----- Data lines -----
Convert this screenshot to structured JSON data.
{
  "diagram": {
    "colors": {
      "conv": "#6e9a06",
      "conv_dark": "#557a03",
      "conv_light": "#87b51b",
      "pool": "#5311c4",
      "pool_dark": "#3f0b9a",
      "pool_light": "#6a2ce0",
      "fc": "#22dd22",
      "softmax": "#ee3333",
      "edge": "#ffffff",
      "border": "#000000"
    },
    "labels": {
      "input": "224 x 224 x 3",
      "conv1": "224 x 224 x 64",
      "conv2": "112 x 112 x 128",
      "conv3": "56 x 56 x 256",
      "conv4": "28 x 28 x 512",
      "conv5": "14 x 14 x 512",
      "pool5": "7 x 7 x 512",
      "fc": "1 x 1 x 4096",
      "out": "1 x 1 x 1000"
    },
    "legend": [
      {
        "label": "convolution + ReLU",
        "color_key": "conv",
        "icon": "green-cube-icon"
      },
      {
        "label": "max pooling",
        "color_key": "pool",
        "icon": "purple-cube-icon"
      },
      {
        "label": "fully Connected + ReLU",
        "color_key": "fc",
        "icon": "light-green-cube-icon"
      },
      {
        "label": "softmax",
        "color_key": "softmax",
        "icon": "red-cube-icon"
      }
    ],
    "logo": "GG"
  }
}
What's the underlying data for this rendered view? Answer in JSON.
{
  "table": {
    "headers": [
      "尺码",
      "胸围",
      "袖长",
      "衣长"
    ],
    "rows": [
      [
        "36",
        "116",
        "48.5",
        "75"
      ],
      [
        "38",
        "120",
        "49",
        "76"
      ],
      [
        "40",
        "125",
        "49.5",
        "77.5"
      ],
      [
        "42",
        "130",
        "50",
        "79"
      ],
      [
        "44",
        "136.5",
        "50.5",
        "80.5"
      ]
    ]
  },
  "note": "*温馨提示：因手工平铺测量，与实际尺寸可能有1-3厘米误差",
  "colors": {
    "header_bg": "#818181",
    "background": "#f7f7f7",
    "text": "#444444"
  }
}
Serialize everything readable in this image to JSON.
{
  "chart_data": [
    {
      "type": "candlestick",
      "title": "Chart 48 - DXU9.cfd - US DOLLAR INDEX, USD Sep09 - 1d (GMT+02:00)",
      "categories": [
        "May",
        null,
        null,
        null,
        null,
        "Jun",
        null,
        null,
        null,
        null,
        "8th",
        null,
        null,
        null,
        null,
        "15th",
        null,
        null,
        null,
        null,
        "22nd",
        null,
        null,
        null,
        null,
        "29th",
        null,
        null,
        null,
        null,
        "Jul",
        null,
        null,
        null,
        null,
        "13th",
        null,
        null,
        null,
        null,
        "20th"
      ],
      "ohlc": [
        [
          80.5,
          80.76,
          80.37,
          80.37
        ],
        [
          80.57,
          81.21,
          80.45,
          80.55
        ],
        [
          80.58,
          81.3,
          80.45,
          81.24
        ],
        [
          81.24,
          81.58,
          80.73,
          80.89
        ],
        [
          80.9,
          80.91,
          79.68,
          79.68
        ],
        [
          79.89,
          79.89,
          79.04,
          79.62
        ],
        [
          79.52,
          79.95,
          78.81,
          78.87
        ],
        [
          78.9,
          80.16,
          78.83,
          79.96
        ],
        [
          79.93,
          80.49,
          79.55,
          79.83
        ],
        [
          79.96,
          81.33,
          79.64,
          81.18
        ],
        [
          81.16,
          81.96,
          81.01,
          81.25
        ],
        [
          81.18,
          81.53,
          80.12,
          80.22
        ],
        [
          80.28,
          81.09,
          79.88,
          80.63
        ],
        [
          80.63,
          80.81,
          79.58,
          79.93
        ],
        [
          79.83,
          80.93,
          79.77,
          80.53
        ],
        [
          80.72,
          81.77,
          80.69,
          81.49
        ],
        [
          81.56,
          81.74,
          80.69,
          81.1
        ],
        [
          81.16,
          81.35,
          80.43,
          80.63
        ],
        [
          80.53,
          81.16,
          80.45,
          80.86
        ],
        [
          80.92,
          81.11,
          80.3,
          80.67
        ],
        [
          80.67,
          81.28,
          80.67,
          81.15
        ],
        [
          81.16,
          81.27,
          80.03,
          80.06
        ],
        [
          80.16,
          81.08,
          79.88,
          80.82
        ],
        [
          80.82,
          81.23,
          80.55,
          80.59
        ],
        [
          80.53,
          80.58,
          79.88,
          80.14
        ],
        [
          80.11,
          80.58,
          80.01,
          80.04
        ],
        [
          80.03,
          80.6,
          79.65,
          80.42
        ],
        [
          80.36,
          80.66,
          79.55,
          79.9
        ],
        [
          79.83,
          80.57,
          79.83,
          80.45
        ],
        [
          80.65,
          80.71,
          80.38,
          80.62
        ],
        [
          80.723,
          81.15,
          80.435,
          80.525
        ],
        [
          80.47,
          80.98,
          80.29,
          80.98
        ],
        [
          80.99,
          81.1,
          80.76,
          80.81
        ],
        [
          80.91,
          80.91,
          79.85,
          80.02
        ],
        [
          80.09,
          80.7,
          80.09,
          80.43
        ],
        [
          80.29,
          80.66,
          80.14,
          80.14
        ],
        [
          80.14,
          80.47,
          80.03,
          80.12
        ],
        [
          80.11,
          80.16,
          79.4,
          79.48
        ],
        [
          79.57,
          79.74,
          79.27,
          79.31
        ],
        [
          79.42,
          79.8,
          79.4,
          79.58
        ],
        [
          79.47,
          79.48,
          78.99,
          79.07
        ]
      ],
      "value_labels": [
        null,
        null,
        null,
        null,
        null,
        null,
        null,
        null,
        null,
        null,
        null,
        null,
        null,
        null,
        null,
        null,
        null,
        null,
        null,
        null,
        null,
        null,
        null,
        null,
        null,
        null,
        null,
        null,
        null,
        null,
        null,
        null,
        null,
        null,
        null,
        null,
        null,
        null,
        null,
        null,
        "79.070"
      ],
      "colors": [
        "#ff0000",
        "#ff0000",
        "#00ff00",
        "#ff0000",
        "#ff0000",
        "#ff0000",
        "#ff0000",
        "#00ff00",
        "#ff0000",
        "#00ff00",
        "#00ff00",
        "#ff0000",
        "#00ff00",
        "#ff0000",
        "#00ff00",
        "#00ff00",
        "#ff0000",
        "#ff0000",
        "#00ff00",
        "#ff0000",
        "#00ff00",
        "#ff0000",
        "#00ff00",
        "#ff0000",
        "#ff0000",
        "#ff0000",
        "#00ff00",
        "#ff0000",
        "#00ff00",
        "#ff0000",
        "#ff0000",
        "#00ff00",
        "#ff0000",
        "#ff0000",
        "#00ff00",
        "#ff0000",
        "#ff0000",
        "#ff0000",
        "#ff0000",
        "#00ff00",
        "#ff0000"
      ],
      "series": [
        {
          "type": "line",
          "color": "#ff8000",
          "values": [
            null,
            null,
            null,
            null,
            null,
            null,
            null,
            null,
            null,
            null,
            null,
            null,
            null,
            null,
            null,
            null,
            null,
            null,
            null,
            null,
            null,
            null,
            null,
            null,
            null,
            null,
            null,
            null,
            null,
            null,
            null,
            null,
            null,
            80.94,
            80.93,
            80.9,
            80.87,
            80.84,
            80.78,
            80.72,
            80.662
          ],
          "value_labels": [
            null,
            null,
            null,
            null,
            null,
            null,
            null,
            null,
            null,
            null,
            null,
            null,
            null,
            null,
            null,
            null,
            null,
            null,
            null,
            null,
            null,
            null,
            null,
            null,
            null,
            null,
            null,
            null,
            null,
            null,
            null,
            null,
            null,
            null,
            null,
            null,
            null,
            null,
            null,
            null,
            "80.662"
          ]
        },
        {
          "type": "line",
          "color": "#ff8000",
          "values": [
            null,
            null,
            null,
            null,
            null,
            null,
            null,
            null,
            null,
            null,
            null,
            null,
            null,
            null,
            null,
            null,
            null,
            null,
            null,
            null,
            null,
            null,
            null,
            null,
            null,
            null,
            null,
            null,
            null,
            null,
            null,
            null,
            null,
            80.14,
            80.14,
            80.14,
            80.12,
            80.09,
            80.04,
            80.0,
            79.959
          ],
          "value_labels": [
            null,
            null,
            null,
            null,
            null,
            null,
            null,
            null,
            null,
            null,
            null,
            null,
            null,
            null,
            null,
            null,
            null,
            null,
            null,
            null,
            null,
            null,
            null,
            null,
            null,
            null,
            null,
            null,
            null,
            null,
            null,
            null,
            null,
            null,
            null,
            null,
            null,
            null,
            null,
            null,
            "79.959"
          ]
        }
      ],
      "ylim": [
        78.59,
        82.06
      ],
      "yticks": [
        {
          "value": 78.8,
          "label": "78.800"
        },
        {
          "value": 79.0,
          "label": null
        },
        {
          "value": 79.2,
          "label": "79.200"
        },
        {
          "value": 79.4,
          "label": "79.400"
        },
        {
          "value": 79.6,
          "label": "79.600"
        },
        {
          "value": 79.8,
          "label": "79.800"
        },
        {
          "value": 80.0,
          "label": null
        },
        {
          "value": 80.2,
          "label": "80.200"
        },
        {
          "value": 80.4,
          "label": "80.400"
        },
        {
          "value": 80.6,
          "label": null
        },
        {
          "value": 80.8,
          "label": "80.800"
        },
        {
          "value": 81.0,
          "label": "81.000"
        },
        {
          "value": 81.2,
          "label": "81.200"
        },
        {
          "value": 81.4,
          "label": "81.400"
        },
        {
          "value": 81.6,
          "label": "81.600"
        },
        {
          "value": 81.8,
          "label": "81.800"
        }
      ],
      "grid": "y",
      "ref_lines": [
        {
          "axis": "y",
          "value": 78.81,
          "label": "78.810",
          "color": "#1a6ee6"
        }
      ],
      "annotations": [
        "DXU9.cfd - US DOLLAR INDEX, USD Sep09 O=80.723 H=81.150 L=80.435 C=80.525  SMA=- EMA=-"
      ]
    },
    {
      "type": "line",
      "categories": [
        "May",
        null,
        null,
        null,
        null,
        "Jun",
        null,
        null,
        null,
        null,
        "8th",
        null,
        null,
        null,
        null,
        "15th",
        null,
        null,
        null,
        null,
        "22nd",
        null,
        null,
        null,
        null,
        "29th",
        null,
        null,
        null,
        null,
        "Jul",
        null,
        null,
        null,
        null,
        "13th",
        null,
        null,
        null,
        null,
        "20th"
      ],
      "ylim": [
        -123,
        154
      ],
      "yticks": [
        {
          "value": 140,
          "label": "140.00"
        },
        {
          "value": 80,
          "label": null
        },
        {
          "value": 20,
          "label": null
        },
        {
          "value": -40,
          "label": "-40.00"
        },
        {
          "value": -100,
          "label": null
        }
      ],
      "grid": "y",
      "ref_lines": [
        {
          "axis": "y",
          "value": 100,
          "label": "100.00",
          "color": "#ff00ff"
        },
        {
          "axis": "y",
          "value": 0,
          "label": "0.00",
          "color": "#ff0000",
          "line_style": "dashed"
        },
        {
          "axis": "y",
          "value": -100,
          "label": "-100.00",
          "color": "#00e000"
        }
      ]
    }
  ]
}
-----
Exercise description -> Copy each line of the listing that holds the word "this".

The response ->
Convert this screenshot to structured JSON data.
What's the underlying data for this rendered view? Answer in JSON.
Serialize everything readable in this image to JSON.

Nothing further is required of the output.